### Text section
BSC1010C: General Biology 1 - Cell Structure (Module 4 - Part 2 Notes)

General Biology 1: Cell Structure

Learning Objectives - Part 2

This module covers key aspects of eukaryotic cells:

  • Describing the structure and function of nuclear transport.
  • Describing the structure and function of the endomembrane system.
  • Comparing the roles of microfilaments, intermediate filaments, and microtubules, and describing the structure and function of the cytoskeleton.
  • Comparing and contrasting cilia and flagella.

Life's Properties: Collaboration of Internal Structures

  • Life's properties emerge from the intricate collaboration of internal structures within a cell.
  • Understanding cells involves examining their parts (prokaryotic and eukaryotic structures) and how these parts fit into a cohesive whole.
  • Key areas of focus include nuclear transport, the endomembrane system, and the dynamic cytoskeleton.

Putting the Parts into a Whole

Cytology: The Study of Cells
  • Cytology is the study of cells, combining microscopy and biochemical analysis.
  • The structure of each cell component directly correlates with its function.
  • Size and number of different types of organelles: This varies depending on the cell's specialized function.
  • Examples:
    • Fat cells: Rounded, globular structures optimized for lipid storage.
    • Cardiac muscle cells: Long and tapered, specialized for contraction.
  • Variation in organelle content is a key indicator of cell specialization.
Cell Fractionation: Separating Cell Components
  • Cell fractionation is a technique that uses cell lysis (breaking open cells) and differential centrifugation to separate cellular components based on their size and density.
  • Goal: To take cells apart and isolate specific organelles for individual study.
  • Centrifuge: Used to separate cellular and molecular components.

### Dataset entries
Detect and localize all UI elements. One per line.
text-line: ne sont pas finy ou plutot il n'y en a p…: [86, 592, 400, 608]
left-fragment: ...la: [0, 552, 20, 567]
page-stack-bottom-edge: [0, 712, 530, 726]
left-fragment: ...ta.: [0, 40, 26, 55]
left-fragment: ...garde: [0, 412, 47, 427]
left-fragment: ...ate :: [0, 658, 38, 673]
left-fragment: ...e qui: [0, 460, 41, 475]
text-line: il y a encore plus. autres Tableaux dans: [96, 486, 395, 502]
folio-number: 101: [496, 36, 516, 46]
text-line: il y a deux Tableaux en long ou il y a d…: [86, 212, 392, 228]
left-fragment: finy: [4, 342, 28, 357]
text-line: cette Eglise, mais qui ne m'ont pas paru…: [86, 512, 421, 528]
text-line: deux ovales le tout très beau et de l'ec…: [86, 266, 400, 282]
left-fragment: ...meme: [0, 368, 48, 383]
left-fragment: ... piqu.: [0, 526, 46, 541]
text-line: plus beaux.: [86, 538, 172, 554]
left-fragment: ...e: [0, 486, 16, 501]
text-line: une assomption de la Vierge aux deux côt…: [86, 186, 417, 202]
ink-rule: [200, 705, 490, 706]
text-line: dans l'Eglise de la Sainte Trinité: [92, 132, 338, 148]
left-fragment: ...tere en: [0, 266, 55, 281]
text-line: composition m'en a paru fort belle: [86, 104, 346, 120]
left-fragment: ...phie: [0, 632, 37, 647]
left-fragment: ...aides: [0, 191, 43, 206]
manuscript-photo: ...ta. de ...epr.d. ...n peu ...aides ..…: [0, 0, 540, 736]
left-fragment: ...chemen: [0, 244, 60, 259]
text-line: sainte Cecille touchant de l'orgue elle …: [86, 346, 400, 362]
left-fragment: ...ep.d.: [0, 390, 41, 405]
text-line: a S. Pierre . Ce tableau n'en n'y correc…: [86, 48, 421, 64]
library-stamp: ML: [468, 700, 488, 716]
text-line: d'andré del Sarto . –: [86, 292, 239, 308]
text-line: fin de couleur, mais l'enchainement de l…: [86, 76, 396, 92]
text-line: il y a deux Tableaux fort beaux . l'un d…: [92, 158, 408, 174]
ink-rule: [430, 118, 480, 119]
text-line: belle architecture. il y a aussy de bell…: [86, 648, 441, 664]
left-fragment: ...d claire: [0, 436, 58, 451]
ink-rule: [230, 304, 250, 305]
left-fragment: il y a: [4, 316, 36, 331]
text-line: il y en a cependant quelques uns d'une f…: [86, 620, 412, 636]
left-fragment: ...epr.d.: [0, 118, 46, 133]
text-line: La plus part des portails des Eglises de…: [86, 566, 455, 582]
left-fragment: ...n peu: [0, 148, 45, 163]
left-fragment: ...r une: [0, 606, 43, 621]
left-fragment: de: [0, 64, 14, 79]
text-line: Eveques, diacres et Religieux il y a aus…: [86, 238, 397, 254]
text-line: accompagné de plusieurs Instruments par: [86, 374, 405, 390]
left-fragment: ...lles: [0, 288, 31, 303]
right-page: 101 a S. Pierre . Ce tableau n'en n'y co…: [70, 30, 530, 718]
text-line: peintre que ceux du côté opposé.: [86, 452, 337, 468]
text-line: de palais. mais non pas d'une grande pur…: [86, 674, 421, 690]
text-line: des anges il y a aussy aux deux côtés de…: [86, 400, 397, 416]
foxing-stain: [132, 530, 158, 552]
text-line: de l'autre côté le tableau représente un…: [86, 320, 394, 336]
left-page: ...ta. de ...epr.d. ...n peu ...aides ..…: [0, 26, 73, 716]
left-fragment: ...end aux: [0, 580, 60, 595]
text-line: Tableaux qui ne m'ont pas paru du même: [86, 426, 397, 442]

### What you will do
[A] Answer these from the cell structure notes:
(i) What two approaches does cytology combine?
(ii) How are cardiac muscle cells described?
(iii) Which technique uses cell lysis and differential centrifugation to separate cellular components?
[B] Pick up the cell structure notes after their final line and write the next part.
The rows aren't needed for anything here.

### Written answers
[A]
(i) Microscopy and biochemical analysis.
(ii) Long and tapered, specialized for contraction.
(iii) Cell fractionation.

[B]
    • Can separate components by size and density, often employing gradients for finer separation.
  • Ultracentrifuges: Highly powerful centrifuges that can spin at speeds up to 130,000 revolutions per minute (rpm) and generate forces up to 1,000,000 \times G (relative centrifugal force).
    • These are used to separate even smaller cellular particles.
The Dynamic Cell
  • Techniques: Differential centrifugation and fluorescent tags are used by researchers to isolate cell components and analyze their chemical composition.
  • Cellular Activity Examples:
    • The body's cells utilize approximately 10\text{ million} ATP molecules per second.
    • Cellular enzymes can catalyze over 25,000 reactions per second.
    • Each membrane phospholipid can traverse the breadth of its organelle or the entire cell in less than a minute.
    • Hundreds of trillions of mitochondria are completely replaced approximately every 10 days, highlighting the dynamic nature of cellular components.

Cell Systems I: Nuclear Transport

The Nucleus: Information Center
  • The nucleus serves as the information center of eukaryotic cells.
  • Function: Genetic information stored in DNA is decoded and processed here.
  • Large suites of enzymes interact within the nucleus to produce RNA messages.
  • Nucleolus: Functions as the primary site of ribosome assembly.
    • Ribosomal RNA (rRNA) binds with proteins to form ribosomes.
    • Messenger RNA (mRNA) carries genetic information from DNA to synthesize proteins in the cytoplasm.
Structure and Function of the Nuclear Envelope
  • Nuclear envelope: A double membrane that separates the nucleus from the rest of the cell (cytosol).
  • Nuclear pore complexes: Openings that perforate the nuclear envelope.
    • They connect the inside of the nucleus directly with the cytosol.
    • Each complex consists of about 30 different proteins.
  • Traffic into the nucleus (Inbound traffic): The nucleus selectively imports large molecules.
    • Nucleoside triphosphates (building blocks for DNA/RNA).
    • Proteins responsible for DNA copying (replication).
    • Proteins responsible for RNA synthesis (transcription).
    • Proteins needed for assembling ribosomes.
  • A typical cell imports over 500 molecules through 2000 to 5000 nuclear pores every second, demonstrating high transport activity.
Molecular Transport into the Nucleus
  • Selectivity: Import of large molecules into the nucleus is highly selective.
  • Nuclear pores: Act as dynamic gates, controlling passage through the nuclear envelope.
  • Nuclear Localization Signal (NLS):
    • Nuclear proteins contain a specific amino acid sequence called a Nuclear Localization Signal (NLS).
    • This NLS serves as a recognized tag that allows import receptor proteins to bind to the protein and facilitate its transport through the nuclear pore complex into the nucleus.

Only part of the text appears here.